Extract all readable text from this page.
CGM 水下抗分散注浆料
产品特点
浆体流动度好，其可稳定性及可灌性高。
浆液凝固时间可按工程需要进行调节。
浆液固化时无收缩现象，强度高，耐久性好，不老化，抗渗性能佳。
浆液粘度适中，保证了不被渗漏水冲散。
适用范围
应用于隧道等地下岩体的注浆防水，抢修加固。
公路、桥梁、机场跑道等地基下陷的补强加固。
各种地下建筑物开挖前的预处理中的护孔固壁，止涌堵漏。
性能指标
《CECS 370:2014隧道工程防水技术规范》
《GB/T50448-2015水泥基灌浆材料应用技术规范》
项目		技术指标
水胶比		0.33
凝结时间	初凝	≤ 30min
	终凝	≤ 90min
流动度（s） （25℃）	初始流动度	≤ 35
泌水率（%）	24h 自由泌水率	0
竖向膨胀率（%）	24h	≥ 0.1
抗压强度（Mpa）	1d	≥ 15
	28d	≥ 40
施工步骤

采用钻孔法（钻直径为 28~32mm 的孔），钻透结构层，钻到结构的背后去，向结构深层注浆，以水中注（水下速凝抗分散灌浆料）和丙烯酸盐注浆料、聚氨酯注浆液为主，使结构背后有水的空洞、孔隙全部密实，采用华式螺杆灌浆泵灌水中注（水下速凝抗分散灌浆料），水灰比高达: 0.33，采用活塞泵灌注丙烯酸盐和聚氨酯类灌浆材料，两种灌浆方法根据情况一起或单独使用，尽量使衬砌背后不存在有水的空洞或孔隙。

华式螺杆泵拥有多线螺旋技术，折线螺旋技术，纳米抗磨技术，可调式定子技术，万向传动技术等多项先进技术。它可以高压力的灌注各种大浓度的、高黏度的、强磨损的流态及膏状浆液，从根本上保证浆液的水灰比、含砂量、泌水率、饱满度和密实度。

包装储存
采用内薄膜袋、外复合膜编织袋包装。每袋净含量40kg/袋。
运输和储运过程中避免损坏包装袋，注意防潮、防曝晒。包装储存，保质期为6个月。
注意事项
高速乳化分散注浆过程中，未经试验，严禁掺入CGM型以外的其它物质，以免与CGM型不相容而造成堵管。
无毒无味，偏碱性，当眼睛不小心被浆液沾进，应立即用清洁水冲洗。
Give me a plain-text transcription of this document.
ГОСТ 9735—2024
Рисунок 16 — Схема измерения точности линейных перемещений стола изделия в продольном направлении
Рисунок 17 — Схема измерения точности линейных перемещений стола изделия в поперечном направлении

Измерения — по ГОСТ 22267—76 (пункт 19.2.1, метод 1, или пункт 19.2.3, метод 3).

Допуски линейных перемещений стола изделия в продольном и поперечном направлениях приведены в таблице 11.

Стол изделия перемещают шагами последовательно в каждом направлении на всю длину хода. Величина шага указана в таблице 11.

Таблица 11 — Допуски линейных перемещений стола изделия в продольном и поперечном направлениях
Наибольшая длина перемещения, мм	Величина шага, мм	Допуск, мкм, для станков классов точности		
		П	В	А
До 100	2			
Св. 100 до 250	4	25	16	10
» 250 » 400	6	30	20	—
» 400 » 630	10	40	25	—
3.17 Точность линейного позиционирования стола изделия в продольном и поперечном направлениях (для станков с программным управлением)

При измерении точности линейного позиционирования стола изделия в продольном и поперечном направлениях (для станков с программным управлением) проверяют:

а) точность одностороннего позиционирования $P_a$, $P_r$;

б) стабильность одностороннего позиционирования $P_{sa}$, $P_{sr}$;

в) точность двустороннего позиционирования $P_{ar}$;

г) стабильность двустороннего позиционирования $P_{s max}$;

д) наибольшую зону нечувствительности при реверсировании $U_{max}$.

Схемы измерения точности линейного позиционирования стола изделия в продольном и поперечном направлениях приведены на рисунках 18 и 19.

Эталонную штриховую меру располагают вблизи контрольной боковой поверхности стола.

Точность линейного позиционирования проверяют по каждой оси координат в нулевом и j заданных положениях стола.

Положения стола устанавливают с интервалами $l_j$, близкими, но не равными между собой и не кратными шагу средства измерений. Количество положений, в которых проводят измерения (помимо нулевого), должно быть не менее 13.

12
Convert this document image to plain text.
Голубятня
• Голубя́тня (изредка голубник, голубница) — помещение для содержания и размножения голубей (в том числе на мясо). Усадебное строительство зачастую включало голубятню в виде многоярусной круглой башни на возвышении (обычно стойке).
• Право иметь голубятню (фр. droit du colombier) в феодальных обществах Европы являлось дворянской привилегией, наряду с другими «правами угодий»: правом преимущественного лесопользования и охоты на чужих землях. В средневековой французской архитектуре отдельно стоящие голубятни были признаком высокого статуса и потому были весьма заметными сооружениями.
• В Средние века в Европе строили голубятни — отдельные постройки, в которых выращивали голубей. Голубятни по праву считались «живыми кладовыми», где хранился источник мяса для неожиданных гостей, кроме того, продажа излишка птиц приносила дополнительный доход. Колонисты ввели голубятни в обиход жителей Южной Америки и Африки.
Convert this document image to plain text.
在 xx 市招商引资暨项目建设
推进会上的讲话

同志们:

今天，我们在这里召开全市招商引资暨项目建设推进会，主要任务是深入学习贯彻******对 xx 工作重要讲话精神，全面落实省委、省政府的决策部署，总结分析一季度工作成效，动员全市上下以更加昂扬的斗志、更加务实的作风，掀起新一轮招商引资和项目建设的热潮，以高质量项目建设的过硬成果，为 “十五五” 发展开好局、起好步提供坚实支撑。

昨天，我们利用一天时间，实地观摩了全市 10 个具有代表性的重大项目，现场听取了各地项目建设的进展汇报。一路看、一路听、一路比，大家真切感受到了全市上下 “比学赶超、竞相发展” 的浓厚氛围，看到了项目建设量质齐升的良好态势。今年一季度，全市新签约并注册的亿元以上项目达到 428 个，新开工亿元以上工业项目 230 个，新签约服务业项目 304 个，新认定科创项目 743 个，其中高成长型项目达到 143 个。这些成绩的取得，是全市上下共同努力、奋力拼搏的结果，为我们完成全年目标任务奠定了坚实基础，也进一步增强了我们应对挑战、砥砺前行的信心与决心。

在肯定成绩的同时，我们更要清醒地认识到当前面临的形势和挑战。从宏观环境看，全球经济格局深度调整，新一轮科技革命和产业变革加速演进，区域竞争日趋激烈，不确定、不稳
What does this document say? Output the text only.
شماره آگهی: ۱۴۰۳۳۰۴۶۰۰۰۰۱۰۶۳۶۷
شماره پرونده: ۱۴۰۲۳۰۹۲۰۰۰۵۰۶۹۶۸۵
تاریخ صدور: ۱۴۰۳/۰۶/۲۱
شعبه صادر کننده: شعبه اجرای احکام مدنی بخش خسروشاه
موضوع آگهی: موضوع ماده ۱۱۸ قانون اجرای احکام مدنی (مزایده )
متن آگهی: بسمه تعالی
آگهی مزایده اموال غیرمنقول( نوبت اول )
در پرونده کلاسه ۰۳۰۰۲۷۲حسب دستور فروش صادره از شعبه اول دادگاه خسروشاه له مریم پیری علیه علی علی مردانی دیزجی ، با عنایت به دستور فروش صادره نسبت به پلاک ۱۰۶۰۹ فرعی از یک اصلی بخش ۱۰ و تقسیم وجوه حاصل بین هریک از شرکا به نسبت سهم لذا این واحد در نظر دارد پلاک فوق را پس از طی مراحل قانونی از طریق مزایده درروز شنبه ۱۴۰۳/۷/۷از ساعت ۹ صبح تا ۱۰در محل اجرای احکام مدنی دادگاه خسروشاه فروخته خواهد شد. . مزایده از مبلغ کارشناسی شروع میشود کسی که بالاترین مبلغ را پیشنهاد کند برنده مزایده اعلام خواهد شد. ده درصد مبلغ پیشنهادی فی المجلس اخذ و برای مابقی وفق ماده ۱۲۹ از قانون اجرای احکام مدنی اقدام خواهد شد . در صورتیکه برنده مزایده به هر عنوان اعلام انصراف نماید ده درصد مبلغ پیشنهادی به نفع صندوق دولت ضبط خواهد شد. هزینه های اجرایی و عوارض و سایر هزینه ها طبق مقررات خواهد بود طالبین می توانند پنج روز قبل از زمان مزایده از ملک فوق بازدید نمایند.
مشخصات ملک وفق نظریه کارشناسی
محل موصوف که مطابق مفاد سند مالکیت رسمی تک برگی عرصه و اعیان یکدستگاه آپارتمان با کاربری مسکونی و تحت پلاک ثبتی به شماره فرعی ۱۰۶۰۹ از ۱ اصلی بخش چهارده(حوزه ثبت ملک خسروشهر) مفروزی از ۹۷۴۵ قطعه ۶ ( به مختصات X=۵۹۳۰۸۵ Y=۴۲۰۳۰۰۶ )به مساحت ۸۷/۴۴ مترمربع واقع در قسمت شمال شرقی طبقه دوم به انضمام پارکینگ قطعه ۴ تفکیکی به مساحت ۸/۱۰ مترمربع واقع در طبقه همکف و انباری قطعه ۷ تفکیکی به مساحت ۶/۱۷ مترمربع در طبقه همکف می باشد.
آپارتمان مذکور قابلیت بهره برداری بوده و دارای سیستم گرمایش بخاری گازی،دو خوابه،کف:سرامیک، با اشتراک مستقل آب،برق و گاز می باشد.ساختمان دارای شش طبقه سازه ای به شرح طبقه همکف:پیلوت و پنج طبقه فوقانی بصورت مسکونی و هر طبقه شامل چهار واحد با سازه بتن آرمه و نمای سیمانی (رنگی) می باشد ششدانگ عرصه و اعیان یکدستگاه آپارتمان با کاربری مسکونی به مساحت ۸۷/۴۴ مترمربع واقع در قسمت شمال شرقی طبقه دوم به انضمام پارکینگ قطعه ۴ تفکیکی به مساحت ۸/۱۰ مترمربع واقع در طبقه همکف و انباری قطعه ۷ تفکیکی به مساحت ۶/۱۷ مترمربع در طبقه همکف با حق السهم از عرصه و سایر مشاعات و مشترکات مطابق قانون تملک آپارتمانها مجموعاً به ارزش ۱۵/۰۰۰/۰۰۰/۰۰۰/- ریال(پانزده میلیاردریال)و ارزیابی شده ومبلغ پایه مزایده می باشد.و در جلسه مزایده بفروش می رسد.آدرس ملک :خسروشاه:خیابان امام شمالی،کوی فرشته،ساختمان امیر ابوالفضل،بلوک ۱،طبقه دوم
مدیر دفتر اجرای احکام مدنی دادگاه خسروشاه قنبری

************

» **Directions for this task**
Copy each line above that contains the word "مدنی".

» **Written response**
شعبه صادر کننده: شعبه اجرای احکام مدنی بخش خسروشاه
موضوع آگهی: موضوع ماده ۱۱۸ قانون اجرای احکام مدنی (مزایده )
در پرونده کلاسه ۰۳۰۰۲۷۲حسب دستور فروش صادره از شعبه اول دادگاه خسروشاه له مریم پیری علیه علی علی مردانی دیزجی ، با عنایت به دستور فروش صادره نسبت به پلاک ۱۰۶۰۹ فرعی از یک اصلی بخش ۱۰ و تقسیم وجوه حاصل بین هریک از شرکا به نسبت سهم لذا این واحد در نظر دارد پلاک فوق را پس از طی مراحل قانونی از طریق مزایده درروز شنبه ۱۴۰۳/۷/۷از ساعت ۹ صبح تا ۱۰در محل اجرای احکام مدنی دادگاه خسروشاه فروخته خواهد شد. . مزایده از مبلغ کارشناسی شروع میشود کسی که بالاترین مبلغ را پیشنهاد کند برنده مزایده اعلام خواهد شد. ده درصد مبلغ پیشنهادی فی المجلس اخذ و برای مابقی وفق ماده ۱۲۹ از قانون اجرای احکام مدنی اقدام خواهد شد . در صورتیکه برنده مزایده به هر عنوان اعلام انصراف نماید ده درصد مبلغ پیشنهادی به نفع صندوق دولت ضبط خواهد شد. هزینه های اجرایی و عوارض و سایر هزینه ها طبق مقررات خواهد بود طالبین می توانند پنج روز قبل از زمان مزایده از ملک فوق بازدید نمایند.
مدیر دفتر اجرای احکام مدنی دادگاه خسروشاه قنبری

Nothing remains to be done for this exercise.